• **EXERCISE DETAILS**:
Each line of the listing must be transcribed exactly, except for the images, which should be excluded.

Figure collection entries
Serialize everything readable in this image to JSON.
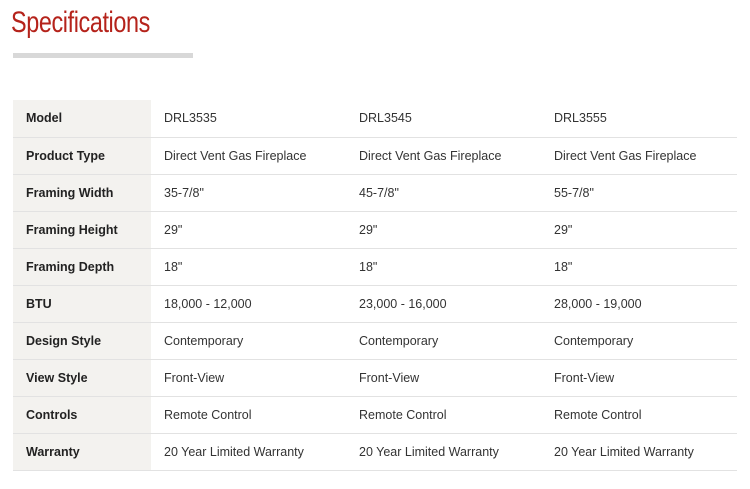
{
  "colors": {
    "title": "#b5231b",
    "label_background": "#f3f2ef",
    "rule": "#d8d8d8"
  },
  "title": "Specifications",
  "rows": [
    {
      "label": "Model",
      "values": [
        "DRL3535",
        "DRL3545",
        "DRL3555"
      ]
    },
    {
      "label": "Product Type",
      "values": [
        "Direct Vent Gas Fireplace",
        "Direct Vent Gas Fireplace",
        "Direct Vent Gas Fireplace"
      ]
    },
    {
      "label": "Framing Width",
      "values": [
        "35-7/8\"",
        "45-7/8\"",
        "55-7/8\""
      ]
    },
    {
      "label": "Framing Height",
      "values": [
        "29\"",
        "29\"",
        "29\""
      ]
    },
    {
      "label": "Framing Depth",
      "values": [
        "18\"",
        "18\"",
        "18\""
      ]
    },
    {
      "label": "BTU",
      "values": [
        "18,000 - 12,000",
        "23,000 - 16,000",
        "28,000 - 19,000"
      ]
    },
    {
      "label": "Design Style",
      "values": [
        "Contemporary",
        "Contemporary",
        "Contemporary"
      ]
    },
    {
      "label": "View Style",
      "values": [
        "Front-View",
        "Front-View",
        "Front-View"
      ]
    },
    {
      "label": "Controls",
      "values": [
        "Remote Control",
        "Remote Control",
        "Remote Control"
      ]
    },
    {
      "label": "Warranty",
      "values": [
        "20 Year Limited Warranty",
        "20 Year Limited Warranty",
        "20 Year Limited Warranty"
      ]
    }
  ]
}
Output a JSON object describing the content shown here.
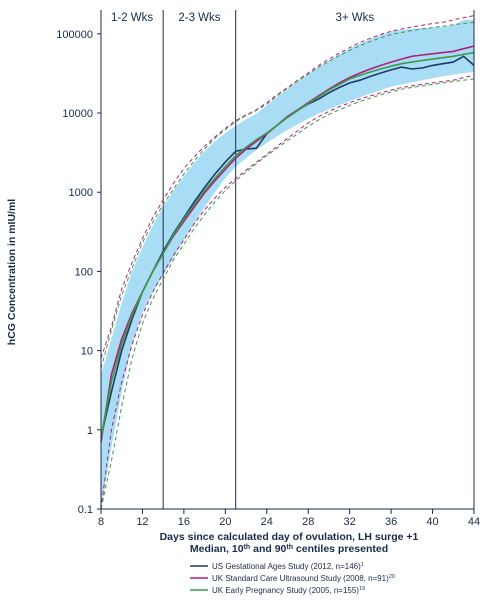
{
  "chart_data": {
    "type": "line",
    "title": "",
    "xlabel": "Days since calculated day of ovulation, LH surge +1",
    "xlabel_line2": "Median, 10",
    "xlabel_sup1": "th",
    "xlabel_mid": " and 90",
    "xlabel_sup2": "th",
    "xlabel_end": " centiles presented",
    "ylabel": "hCG Concentration in mIU/ml",
    "y_scale": "log",
    "xlim": [
      8,
      44
    ],
    "ylim": [
      0.1,
      200000
    ],
    "x_ticks": [
      8,
      12,
      16,
      20,
      24,
      28,
      32,
      36,
      40,
      44
    ],
    "y_ticks": [
      0.1,
      1,
      10,
      100,
      1000,
      10000,
      100000
    ],
    "y_tick_labels": [
      "0.1",
      "1",
      "10",
      "100",
      "1000",
      "10000",
      "100000"
    ],
    "phases": [
      {
        "label": "1-2 Wks",
        "x_start": 8,
        "x_end": 14
      },
      {
        "label": "2-3 Wks",
        "x_start": 14,
        "x_end": 21
      },
      {
        "label": "3+ Wks",
        "x_start": 21,
        "x_end": 44
      }
    ],
    "phase_dividers": [
      14,
      21
    ],
    "band": {
      "color": "#a9dcf5",
      "x": [
        8,
        9,
        10,
        11,
        12,
        13,
        14,
        15,
        16,
        17,
        18,
        19,
        20,
        21,
        22,
        23,
        24,
        25,
        26,
        27,
        28,
        29,
        30,
        31,
        32,
        33,
        34,
        35,
        36,
        37,
        38,
        39,
        40,
        41,
        42,
        43,
        44
      ],
      "lower": [
        0.1,
        0.6,
        3,
        12,
        30,
        55,
        90,
        150,
        250,
        400,
        650,
        1000,
        1500,
        2100,
        2700,
        3400,
        4200,
        5100,
        6100,
        7200,
        8500,
        9800,
        11200,
        12600,
        14200,
        15800,
        17500,
        19500,
        21500,
        23000,
        24500,
        26000,
        27500,
        29000,
        30500,
        32000,
        33000
      ],
      "upper": [
        5,
        14,
        40,
        100,
        200,
        380,
        650,
        1050,
        1600,
        2350,
        3300,
        4400,
        5600,
        6900,
        8300,
        9800,
        12500,
        16000,
        20000,
        25000,
        31000,
        38000,
        46000,
        55000,
        65000,
        75000,
        86000,
        97000,
        108000,
        112000,
        116000,
        118000,
        120000,
        122000,
        128000,
        150000,
        150000
      ]
    },
    "x": [
      8,
      9,
      10,
      11,
      12,
      13,
      14,
      15,
      16,
      17,
      18,
      19,
      20,
      21,
      22,
      23,
      24,
      25,
      26,
      27,
      28,
      29,
      30,
      31,
      32,
      33,
      34,
      35,
      36,
      37,
      38,
      39,
      40,
      41,
      42,
      43,
      44
    ],
    "series": [
      {
        "name": "US Gestational Ages Study (2012, n=146)",
        "ref": "1",
        "color": "#1f3a6b",
        "median": [
          0.8,
          3,
          10,
          25,
          55,
          100,
          180,
          300,
          480,
          760,
          1150,
          1700,
          2400,
          3300,
          3500,
          3600,
          5500,
          7000,
          9000,
          11000,
          13000,
          15000,
          18000,
          21000,
          24000,
          26000,
          29000,
          32000,
          35000,
          38000,
          36000,
          37000,
          40000,
          42000,
          44000,
          52000,
          40000
        ]
      },
      {
        "name": "UK Standard Care Ultrasound Study (2008, n=91)",
        "ref": "20",
        "color": "#b0207a",
        "median": [
          0.7,
          5,
          14,
          30,
          55,
          100,
          170,
          280,
          430,
          650,
          980,
          1400,
          1950,
          2700,
          3500,
          4400,
          5500,
          7000,
          9000,
          11000,
          13500,
          16500,
          20000,
          24000,
          28000,
          32000,
          36000,
          40000,
          44000,
          48000,
          52000,
          54000,
          56000,
          58000,
          60000,
          65000,
          70000
        ],
        "p10": [
          0.1,
          1,
          4,
          12,
          28,
          55,
          95,
          160,
          250,
          400,
          600,
          850,
          1150,
          1500,
          1900,
          2400,
          3000,
          3800,
          4800,
          6000,
          7500,
          9000,
          10500,
          12000,
          13500,
          15000,
          16500,
          18000,
          19500,
          21000,
          22000,
          23000,
          24000,
          25000,
          26000,
          28000,
          30000
        ],
        "p90": [
          8,
          20,
          60,
          130,
          260,
          480,
          800,
          1300,
          2000,
          2800,
          3800,
          5000,
          6400,
          8000,
          9500,
          11000,
          13500,
          17000,
          21000,
          26000,
          32000,
          40000,
          48000,
          57000,
          67000,
          78000,
          88000,
          98000,
          108000,
          115000,
          122000,
          128000,
          135000,
          140000,
          150000,
          160000,
          170000
        ]
      },
      {
        "name": "UK Early Pregnancy Study (2005, n=155)",
        "ref": "19",
        "color": "#3d9a4a",
        "median": [
          0.8,
          4,
          12,
          28,
          55,
          100,
          170,
          290,
          460,
          700,
          1050,
          1500,
          2100,
          2900,
          3700,
          4600,
          5600,
          7000,
          8800,
          10800,
          13200,
          16000,
          19500,
          23000,
          27000,
          30000,
          33000,
          36000,
          39000,
          42000,
          44000,
          46000,
          48000,
          50000,
          52000,
          55000,
          58000
        ],
        "p10": [
          0.1,
          0.4,
          2,
          8,
          22,
          45,
          80,
          140,
          220,
          350,
          520,
          760,
          1050,
          1400,
          1800,
          2300,
          2900,
          3600,
          4500,
          5500,
          6800,
          8200,
          9600,
          11000,
          12500,
          14000,
          15500,
          17000,
          18500,
          20000,
          21000,
          22000,
          23000,
          24000,
          25000,
          26000,
          27000
        ],
        "p90": [
          6,
          18,
          50,
          110,
          230,
          420,
          700,
          1100,
          1700,
          2500,
          3500,
          4800,
          6200,
          7800,
          9300,
          10800,
          13000,
          16500,
          20500,
          25500,
          31000,
          38000,
          45000,
          53000,
          62000,
          71000,
          80000,
          89000,
          98000,
          104000,
          110000,
          115000,
          120000,
          125000,
          130000,
          135000,
          140000
        ]
      }
    ],
    "legend_placement": "bottom",
    "grid": false
  }
}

• **EXPECTED ANSWER**:
Serialize everything readable in this image to JSON.
{
  "colors": {
    "title": "#b5231b",
    "label_background": "#f3f2ef",
    "rule": "#d8d8d8"
  },
  "title": "Specifications",
  "rows": [
    {
      "label": "Model",
      "values": [
        "DRL3535",
        "DRL3545",
        "DRL3555"
      ]
    },
    {
      "label": "Product Type",
      "values": [
        "Direct Vent Gas Fireplace",
        "Direct Vent Gas Fireplace",
        "Direct Vent Gas Fireplace"
      ]
    },
    {
      "label": "Framing Width",
      "values": [
        "35-7/8\"",
        "45-7/8\"",
        "55-7/8\""
      ]
    },
    {
      "label": "Framing Height",
      "values": [
        "29\"",
        "29\"",
        "29\""
      ]
    },
    {
      "label": "Framing Depth",
      "values": [
        "18\"",
        "18\"",
        "18\""
      ]
    },
    {
      "label": "BTU",
      "values": [
        "18,000 - 12,000",
        "23,000 - 16,000",
        "28,000 - 19,000"
      ]
    },
    {
      "label": "Design Style",
      "values": [
        "Contemporary",
        "Contemporary",
        "Contemporary"
      ]
    },
    {
      "label": "View Style",
      "values": [
        "Front-View",
        "Front-View",
        "Front-View"
      ]
    },
    {
      "label": "Controls",
      "values": [
        "Remote Control",
        "Remote Control",
        "Remote Control"
      ]
    },
    {
      "label": "Warranty",
      "values": [
        "20 Year Limited Warranty",
        "20 Year Limited Warranty",
        "20 Year Limited Warranty"
      ]
    }
  ]
}
Output a JSON object describing the content shown here.
{
  "chart_data": {
    "type": "line",
    "title": "",
    "xlabel": "Days since calculated day of ovulation, LH surge +1",
    "xlabel_line2": "Median, 10",
    "xlabel_sup1": "th",
    "xlabel_mid": " and 90",
    "xlabel_sup2": "th",
    "xlabel_end": " centiles presented",
    "ylabel": "hCG Concentration in mIU/ml",
    "y_scale": "log",
    "xlim": [
      8,
      44
    ],
    "ylim": [
      0.1,
      200000
    ],
    "x_ticks": [
      8,
      12,
      16,
      20,
      24,
      28,
      32,
      36,
      40,
      44
    ],
    "y_ticks": [
      0.1,
      1,
      10,
      100,
      1000,
      10000,
      100000
    ],
    "y_tick_labels": [
      "0.1",
      "1",
      "10",
      "100",
      "1000",
      "10000",
      "100000"
    ],
    "phases": [
      {
        "label": "1-2 Wks",
        "x_start": 8,
        "x_end": 14
      },
      {
        "label": "2-3 Wks",
        "x_start": 14,
        "x_end": 21
      },
      {
        "label": "3+ Wks",
        "x_start": 21,
        "x_end": 44
      }
    ],
    "phase_dividers": [
      14,
      21
    ],
    "band": {
      "color": "#a9dcf5",
      "x": [
        8,
        9,
        10,
        11,
        12,
        13,
        14,
        15,
        16,
        17,
        18,
        19,
        20,
        21,
        22,
        23,
        24,
        25,
        26,
        27,
        28,
        29,
        30,
        31,
        32,
        33,
        34,
        35,
        36,
        37,
        38,
        39,
        40,
        41,
        42,
        43,
        44
      ],
      "lower": [
        0.1,
        0.6,
        3,
        12,
        30,
        55,
        90,
        150,
        250,
        400,
        650,
        1000,
        1500,
        2100,
        2700,
        3400,
        4200,
        5100,
        6100,
        7200,
        8500,
        9800,
        11200,
        12600,
        14200,
        15800,
        17500,
        19500,
        21500,
        23000,
        24500,
        26000,
        27500,
        29000,
        30500,
        32000,
        33000
      ],
      "upper": [
        5,
        14,
        40,
        100,
        200,
        380,
        650,
        1050,
        1600,
        2350,
        3300,
        4400,
        5600,
        6900,
        8300,
        9800,
        12500,
        16000,
        20000,
        25000,
        31000,
        38000,
        46000,
        55000,
        65000,
        75000,
        86000,
        97000,
        108000,
        112000,
        116000,
        118000,
        120000,
        122000,
        128000,
        150000,
        150000
      ]
    },
    "x": [
      8,
      9,
      10,
      11,
      12,
      13,
      14,
      15,
      16,
      17,
      18,
      19,
      20,
      21,
      22,
      23,
      24,
      25,
      26,
      27,
      28,
      29,
      30,
      31,
      32,
      33,
      34,
      35,
      36,
      37,
      38,
      39,
      40,
      41,
      42,
      43,
      44
    ],
    "series": [
      {
        "name": "US Gestational Ages Study (2012, n=146)",
        "ref": "1",
        "color": "#1f3a6b",
        "median": [
          0.8,
          3,
          10,
          25,
          55,
          100,
          180,
          300,
          480,
          760,
          1150,
          1700,
          2400,
          3300,
          3500,
          3600,
          5500,
          7000,
          9000,
          11000,
          13000,
          15000,
          18000,
          21000,
          24000,
          26000,
          29000,
          32000,
          35000,
          38000,
          36000,
          37000,
          40000,
          42000,
          44000,
          52000,
          40000
        ]
      },
      {
        "name": "UK Standard Care Ultrasound Study (2008, n=91)",
        "ref": "20",
        "color": "#b0207a",
        "median": [
          0.7,
          5,
          14,
          30,
          55,
          100,
          170,
          280,
          430,
          650,
          980,
          1400,
          1950,
          2700,
          3500,
          4400,
          5500,
          7000,
          9000,
          11000,
          13500,
          16500,
          20000,
          24000,
          28000,
          32000,
          36000,
          40000,
          44000,
          48000,
          52000,
          54000,
          56000,
          58000,
          60000,
          65000,
          70000
        ],
        "p10": [
          0.1,
          1,
          4,
          12,
          28,
          55,
          95,
          160,
          250,
          400,
          600,
          850,
          1150,
          1500,
          1900,
          2400,
          3000,
          3800,
          4800,
          6000,
          7500,
          9000,
          10500,
          12000,
          13500,
          15000,
          16500,
          18000,
          19500,
          21000,
          22000,
          23000,
          24000,
          25000,
          26000,
          28000,
          30000
        ],
        "p90": [
          8,
          20,
          60,
          130,
          260,
          480,
          800,
          1300,
          2000,
          2800,
          3800,
          5000,
          6400,
          8000,
          9500,
          11000,
          13500,
          17000,
          21000,
          26000,
          32000,
          40000,
          48000,
          57000,
          67000,
          78000,
          88000,
          98000,
          108000,
          115000,
          122000,
          128000,
          135000,
          140000,
          150000,
          160000,
          170000
        ]
      },
      {
        "name": "UK Early Pregnancy Study (2005, n=155)",
        "ref": "19",
        "color": "#3d9a4a",
        "median": [
          0.8,
          4,
          12,
          28,
          55,
          100,
          170,
          290,
          460,
          700,
          1050,
          1500,
          2100,
          2900,
          3700,
          4600,
          5600,
          7000,
          8800,
          10800,
          13200,
          16000,
          19500,
          23000,
          27000,
          30000,
          33000,
          36000,
          39000,
          42000,
          44000,
          46000,
          48000,
          50000,
          52000,
          55000,
          58000
        ],
        "p10": [
          0.1,
          0.4,
          2,
          8,
          22,
          45,
          80,
          140,
          220,
          350,
          520,
          760,
          1050,
          1400,
          1800,
          2300,
          2900,
          3600,
          4500,
          5500,
          6800,
          8200,
          9600,
          11000,
          12500,
          14000,
          15500,
          17000,
          18500,
          20000,
          21000,
          22000,
          23000,
          24000,
          25000,
          26000,
          27000
        ],
        "p90": [
          6,
          18,
          50,
          110,
          230,
          420,
          700,
          1100,
          1700,
          2500,
          3500,
          4800,
          6200,
          7800,
          9300,
          10800,
          13000,
          16500,
          20500,
          25500,
          31000,
          38000,
          45000,
          53000,
          62000,
          71000,
          80000,
          89000,
          98000,
          104000,
          110000,
          115000,
          120000,
          125000,
          130000,
          135000,
          140000
        ]
      }
    ],
    "legend_placement": "bottom",
    "grid": false
  }
}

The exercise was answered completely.